Please edit the items from the first line through the line containing "ad-card[interactable]: #2 Mạnh", changing "tag-chip" to "tag-pill" wherever it occurs and leaving everything else as it is. Return only those lines.

■ **Supplied data**

===============

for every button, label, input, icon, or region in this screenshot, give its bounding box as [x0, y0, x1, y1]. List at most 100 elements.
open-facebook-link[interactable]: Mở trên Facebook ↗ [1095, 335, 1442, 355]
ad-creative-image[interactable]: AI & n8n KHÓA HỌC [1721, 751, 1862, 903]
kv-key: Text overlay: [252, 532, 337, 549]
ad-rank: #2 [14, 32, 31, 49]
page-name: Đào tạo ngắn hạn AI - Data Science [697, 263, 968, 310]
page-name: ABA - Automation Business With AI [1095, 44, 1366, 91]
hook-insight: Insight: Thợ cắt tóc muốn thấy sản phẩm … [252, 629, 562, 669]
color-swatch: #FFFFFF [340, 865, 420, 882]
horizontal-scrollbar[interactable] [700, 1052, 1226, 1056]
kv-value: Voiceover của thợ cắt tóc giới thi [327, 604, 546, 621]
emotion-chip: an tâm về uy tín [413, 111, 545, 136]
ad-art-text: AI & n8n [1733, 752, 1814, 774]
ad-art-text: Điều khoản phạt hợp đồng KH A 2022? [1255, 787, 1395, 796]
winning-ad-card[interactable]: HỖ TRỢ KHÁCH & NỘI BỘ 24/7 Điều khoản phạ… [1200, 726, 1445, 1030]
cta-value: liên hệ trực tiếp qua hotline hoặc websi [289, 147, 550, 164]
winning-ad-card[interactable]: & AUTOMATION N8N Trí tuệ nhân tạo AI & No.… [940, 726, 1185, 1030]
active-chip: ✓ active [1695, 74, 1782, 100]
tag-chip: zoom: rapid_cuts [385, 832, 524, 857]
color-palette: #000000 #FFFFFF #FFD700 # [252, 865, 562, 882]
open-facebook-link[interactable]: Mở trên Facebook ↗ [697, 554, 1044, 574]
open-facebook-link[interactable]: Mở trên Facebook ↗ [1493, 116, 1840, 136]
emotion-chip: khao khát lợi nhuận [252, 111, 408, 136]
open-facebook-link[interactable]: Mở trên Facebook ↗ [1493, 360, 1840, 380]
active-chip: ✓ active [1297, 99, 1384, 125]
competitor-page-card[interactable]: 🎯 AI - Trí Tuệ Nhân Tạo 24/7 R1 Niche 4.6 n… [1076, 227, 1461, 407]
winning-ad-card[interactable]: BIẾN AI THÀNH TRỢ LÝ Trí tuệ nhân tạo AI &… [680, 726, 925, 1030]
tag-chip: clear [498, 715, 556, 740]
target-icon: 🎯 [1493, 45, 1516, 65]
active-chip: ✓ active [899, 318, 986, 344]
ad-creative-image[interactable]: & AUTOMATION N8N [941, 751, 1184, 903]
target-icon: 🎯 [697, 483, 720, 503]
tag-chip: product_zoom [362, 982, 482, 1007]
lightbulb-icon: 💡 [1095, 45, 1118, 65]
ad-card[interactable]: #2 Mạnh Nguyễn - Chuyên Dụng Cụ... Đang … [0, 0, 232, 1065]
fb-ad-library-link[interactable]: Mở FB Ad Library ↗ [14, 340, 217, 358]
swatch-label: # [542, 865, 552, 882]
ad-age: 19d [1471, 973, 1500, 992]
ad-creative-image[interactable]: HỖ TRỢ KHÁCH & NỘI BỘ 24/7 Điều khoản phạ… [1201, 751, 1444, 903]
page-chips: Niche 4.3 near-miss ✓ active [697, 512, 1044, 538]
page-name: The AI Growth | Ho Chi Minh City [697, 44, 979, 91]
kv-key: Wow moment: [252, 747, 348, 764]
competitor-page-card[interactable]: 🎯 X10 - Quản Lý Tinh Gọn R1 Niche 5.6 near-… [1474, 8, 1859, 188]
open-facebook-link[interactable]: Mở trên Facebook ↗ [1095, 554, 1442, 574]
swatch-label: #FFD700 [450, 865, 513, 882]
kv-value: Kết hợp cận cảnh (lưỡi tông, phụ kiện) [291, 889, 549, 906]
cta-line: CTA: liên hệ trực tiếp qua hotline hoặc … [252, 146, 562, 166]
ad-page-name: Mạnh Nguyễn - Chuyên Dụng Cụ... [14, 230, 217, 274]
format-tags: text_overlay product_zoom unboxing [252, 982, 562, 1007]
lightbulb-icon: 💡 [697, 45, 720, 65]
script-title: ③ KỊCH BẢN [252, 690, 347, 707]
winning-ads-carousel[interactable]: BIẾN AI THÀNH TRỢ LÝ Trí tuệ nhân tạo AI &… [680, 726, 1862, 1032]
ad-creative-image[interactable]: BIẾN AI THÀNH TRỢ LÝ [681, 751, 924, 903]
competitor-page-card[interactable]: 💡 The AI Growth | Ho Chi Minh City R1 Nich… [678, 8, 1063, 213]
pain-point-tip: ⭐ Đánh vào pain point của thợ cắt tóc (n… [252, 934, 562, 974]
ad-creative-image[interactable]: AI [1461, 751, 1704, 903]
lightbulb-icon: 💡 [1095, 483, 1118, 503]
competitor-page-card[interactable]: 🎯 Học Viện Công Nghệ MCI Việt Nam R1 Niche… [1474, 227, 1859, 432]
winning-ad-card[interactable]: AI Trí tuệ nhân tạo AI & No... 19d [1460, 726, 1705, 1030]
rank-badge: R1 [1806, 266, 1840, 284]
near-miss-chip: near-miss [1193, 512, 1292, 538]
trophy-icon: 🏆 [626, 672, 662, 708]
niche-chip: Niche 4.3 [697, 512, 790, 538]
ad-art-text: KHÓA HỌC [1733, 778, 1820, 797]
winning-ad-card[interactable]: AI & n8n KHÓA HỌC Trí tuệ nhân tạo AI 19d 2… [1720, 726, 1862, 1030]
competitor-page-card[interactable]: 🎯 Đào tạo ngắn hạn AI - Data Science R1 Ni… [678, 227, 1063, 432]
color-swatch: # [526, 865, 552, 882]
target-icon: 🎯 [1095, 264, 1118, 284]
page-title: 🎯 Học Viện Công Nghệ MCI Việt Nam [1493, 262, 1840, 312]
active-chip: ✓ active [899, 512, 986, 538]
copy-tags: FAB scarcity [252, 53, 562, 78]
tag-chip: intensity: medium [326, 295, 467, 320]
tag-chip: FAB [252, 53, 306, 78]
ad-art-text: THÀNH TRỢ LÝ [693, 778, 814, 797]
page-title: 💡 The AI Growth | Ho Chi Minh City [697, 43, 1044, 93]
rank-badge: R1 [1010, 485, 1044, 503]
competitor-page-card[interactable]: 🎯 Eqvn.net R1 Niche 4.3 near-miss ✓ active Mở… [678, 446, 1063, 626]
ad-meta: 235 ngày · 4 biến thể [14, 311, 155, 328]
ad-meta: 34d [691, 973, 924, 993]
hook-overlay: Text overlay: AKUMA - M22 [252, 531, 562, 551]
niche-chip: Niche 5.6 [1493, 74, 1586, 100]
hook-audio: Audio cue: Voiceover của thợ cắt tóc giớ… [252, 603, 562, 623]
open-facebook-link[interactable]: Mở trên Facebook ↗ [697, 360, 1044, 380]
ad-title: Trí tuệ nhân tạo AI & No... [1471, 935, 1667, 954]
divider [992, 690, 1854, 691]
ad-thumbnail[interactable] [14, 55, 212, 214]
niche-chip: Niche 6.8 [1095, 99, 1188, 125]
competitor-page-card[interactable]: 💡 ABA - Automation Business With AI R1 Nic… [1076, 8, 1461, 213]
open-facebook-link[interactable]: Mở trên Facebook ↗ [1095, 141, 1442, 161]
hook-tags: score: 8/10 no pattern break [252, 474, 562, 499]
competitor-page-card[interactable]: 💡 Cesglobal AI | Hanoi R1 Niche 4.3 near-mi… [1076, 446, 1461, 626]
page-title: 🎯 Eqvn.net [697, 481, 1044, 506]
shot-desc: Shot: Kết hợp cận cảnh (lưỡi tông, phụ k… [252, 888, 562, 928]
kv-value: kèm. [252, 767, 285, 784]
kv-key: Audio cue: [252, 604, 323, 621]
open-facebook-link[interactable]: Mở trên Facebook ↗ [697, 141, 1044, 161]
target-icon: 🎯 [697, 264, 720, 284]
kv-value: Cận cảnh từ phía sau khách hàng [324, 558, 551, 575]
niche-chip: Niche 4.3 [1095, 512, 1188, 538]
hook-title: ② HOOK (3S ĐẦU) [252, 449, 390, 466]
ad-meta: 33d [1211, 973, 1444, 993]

===============

■ **Problem solution**
for every button, label, input, icon, or region in this screenshot, give its bounding box as [x0, y0, x1, y1]. List at most 100 elements.
open-facebook-link[interactable]: Mở trên Facebook ↗ [1095, 335, 1442, 355]
ad-creative-image[interactable]: AI & n8n KHÓA HỌC [1721, 751, 1862, 903]
kv-key: Text overlay: [252, 532, 337, 549]
ad-rank: #2 [14, 32, 31, 49]
page-name: Đào tạo ngắn hạn AI - Data Science [697, 263, 968, 310]
page-name: ABA - Automation Business With AI [1095, 44, 1366, 91]
hook-insight: Insight: Thợ cắt tóc muốn thấy sản phẩm … [252, 629, 562, 669]
color-swatch: #FFFFFF [340, 865, 420, 882]
horizontal-scrollbar[interactable] [700, 1052, 1226, 1056]
kv-value: Voiceover của thợ cắt tóc giới thi [327, 604, 546, 621]
emotion-chip: an tâm về uy tín [413, 111, 545, 136]
ad-art-text: AI & n8n [1733, 752, 1814, 774]
ad-art-text: Điều khoản phạt hợp đồng KH A 2022? [1255, 787, 1395, 796]
winning-ad-card[interactable]: HỖ TRỢ KHÁCH & NỘI BỘ 24/7 Điều khoản phạ… [1200, 726, 1445, 1030]
cta-value: liên hệ trực tiếp qua hotline hoặc websi [289, 147, 550, 164]
winning-ad-card[interactable]: & AUTOMATION N8N Trí tuệ nhân tạo AI & No.… [940, 726, 1185, 1030]
active-chip: ✓ active [1695, 74, 1782, 100]
tag-pill: zoom: rapid_cuts [385, 832, 524, 857]
color-palette: #000000 #FFFFFF #FFD700 # [252, 865, 562, 882]
open-facebook-link[interactable]: Mở trên Facebook ↗ [697, 554, 1044, 574]
open-facebook-link[interactable]: Mở trên Facebook ↗ [1493, 116, 1840, 136]
emotion-chip: khao khát lợi nhuận [252, 111, 408, 136]
open-facebook-link[interactable]: Mở trên Facebook ↗ [1493, 360, 1840, 380]
active-chip: ✓ active [1297, 99, 1384, 125]
competitor-page-card[interactable]: 🎯 AI - Trí Tuệ Nhân Tạo 24/7 R1 Niche 4.6 n… [1076, 227, 1461, 407]
winning-ad-card[interactable]: BIẾN AI THÀNH TRỢ LÝ Trí tuệ nhân tạo AI &… [680, 726, 925, 1030]
tag-pill: clear [498, 715, 556, 740]
target-icon: 🎯 [1493, 45, 1516, 65]
active-chip: ✓ active [899, 318, 986, 344]
ad-creative-image[interactable]: & AUTOMATION N8N [941, 751, 1184, 903]
target-icon: 🎯 [697, 483, 720, 503]
tag-pill: product_zoom [362, 982, 482, 1007]
lightbulb-icon: 💡 [1095, 45, 1118, 65]
ad-card[interactable]: #2 Mạnh Nguyễn - Chuyên Dụng Cụ... Đang … [0, 0, 232, 1065]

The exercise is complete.